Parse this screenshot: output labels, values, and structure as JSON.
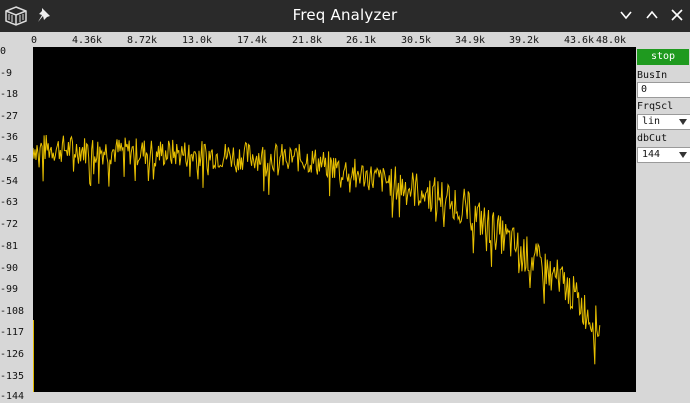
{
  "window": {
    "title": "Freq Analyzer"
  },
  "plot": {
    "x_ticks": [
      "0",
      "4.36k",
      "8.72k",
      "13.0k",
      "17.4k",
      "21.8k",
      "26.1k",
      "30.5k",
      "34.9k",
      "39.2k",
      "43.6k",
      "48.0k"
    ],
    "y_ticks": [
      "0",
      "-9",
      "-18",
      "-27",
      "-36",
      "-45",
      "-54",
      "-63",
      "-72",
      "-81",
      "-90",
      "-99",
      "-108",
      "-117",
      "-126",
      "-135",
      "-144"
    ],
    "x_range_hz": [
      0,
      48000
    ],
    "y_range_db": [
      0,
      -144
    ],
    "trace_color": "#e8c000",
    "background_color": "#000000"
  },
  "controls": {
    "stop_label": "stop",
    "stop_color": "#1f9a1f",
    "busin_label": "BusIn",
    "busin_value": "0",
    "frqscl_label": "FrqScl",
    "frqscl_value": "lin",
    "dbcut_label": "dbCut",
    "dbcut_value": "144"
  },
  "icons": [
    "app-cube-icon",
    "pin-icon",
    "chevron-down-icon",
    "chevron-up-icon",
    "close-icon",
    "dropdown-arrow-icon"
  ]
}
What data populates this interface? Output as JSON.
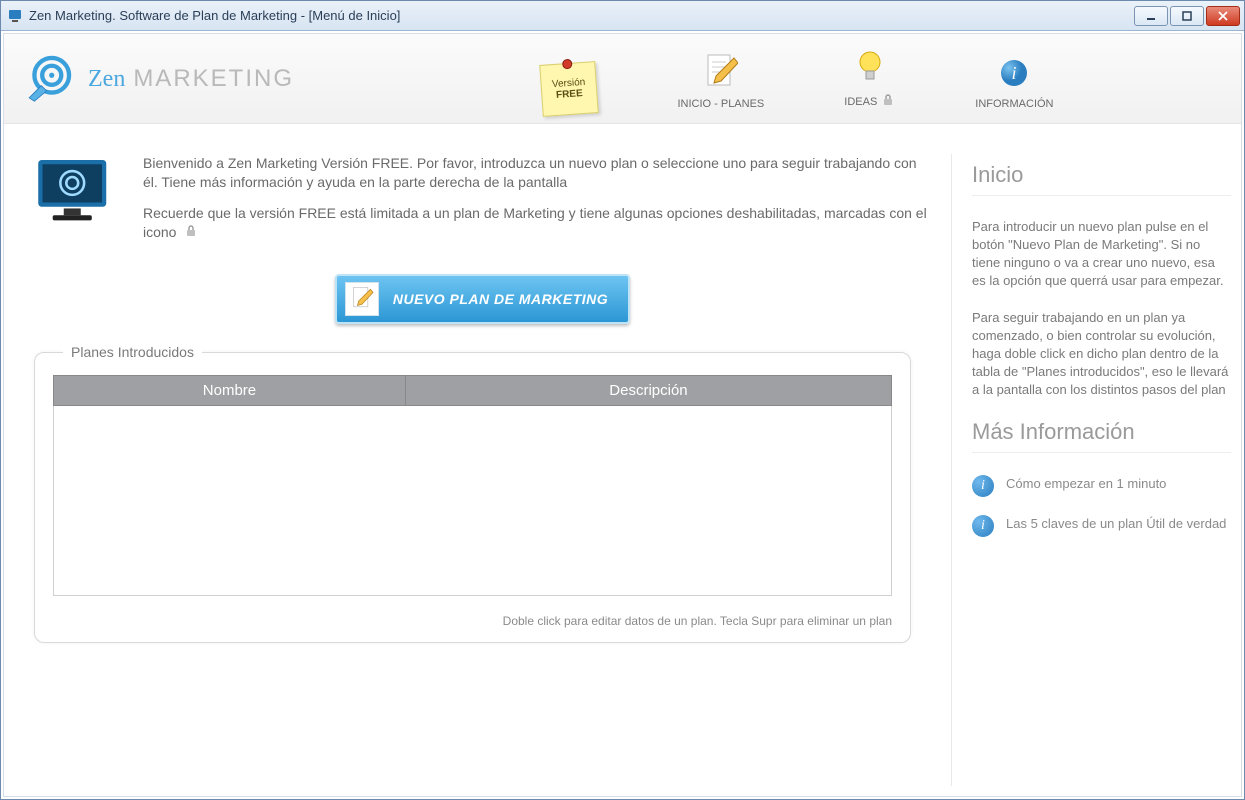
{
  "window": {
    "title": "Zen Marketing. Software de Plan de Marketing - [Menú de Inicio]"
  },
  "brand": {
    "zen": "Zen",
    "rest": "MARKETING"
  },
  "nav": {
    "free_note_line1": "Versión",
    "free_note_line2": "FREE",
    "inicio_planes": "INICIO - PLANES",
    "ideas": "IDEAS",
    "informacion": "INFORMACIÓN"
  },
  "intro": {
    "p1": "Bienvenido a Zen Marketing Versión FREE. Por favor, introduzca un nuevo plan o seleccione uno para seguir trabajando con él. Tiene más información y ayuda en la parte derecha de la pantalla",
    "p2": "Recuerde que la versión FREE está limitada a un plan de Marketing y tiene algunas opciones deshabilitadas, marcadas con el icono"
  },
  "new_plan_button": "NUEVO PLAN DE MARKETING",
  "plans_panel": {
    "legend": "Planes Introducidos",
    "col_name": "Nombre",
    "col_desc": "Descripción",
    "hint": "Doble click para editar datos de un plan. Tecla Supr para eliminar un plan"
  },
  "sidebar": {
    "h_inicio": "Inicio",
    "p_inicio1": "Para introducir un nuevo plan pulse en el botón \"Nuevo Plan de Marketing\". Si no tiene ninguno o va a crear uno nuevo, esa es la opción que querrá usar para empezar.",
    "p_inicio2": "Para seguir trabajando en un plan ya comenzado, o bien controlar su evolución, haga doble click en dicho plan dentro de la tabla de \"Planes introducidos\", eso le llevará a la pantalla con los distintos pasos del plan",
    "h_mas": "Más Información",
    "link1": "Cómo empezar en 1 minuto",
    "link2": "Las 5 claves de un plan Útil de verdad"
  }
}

#### Task requirements:
Leave the pictures out, and please copy only the lines from the one with "What data populates" through the end of the listing.

#### Finished task:
What data populates this interface? Output as JSON.
{
  "window": {
    "title": "Zen Marketing. Software de Plan de Marketing - [Menú de Inicio]"
  },
  "brand": {
    "zen": "Zen",
    "rest": "MARKETING"
  },
  "nav": {
    "free_note_line1": "Versión",
    "free_note_line2": "FREE",
    "inicio_planes": "INICIO - PLANES",
    "ideas": "IDEAS",
    "informacion": "INFORMACIÓN"
  },
  "intro": {
    "p1": "Bienvenido a Zen Marketing Versión FREE. Por favor, introduzca un nuevo plan o seleccione uno para seguir trabajando con él. Tiene más información y ayuda en la parte derecha de la pantalla",
    "p2": "Recuerde que la versión FREE está limitada a un plan de Marketing y tiene algunas opciones deshabilitadas, marcadas con el icono"
  },
  "new_plan_button": "NUEVO PLAN DE MARKETING",
  "plans_panel": {
    "legend": "Planes Introducidos",
    "col_name": "Nombre",
    "col_desc": "Descripción",
    "hint": "Doble click para editar datos de un plan. Tecla Supr para eliminar un plan"
  },
  "sidebar": {
    "h_inicio": "Inicio",
    "p_inicio1": "Para introducir un nuevo plan pulse en el botón \"Nuevo Plan de Marketing\". Si no tiene ninguno o va a crear uno nuevo, esa es la opción que querrá usar para empezar.",
    "p_inicio2": "Para seguir trabajando en un plan ya comenzado, o bien controlar su evolución, haga doble click en dicho plan dentro de la tabla de \"Planes introducidos\", eso le llevará a la pantalla con los distintos pasos del plan",
    "h_mas": "Más Información",
    "link1": "Cómo empezar en 1 minuto",
    "link2": "Las 5 claves de un plan Útil de verdad"
  }
}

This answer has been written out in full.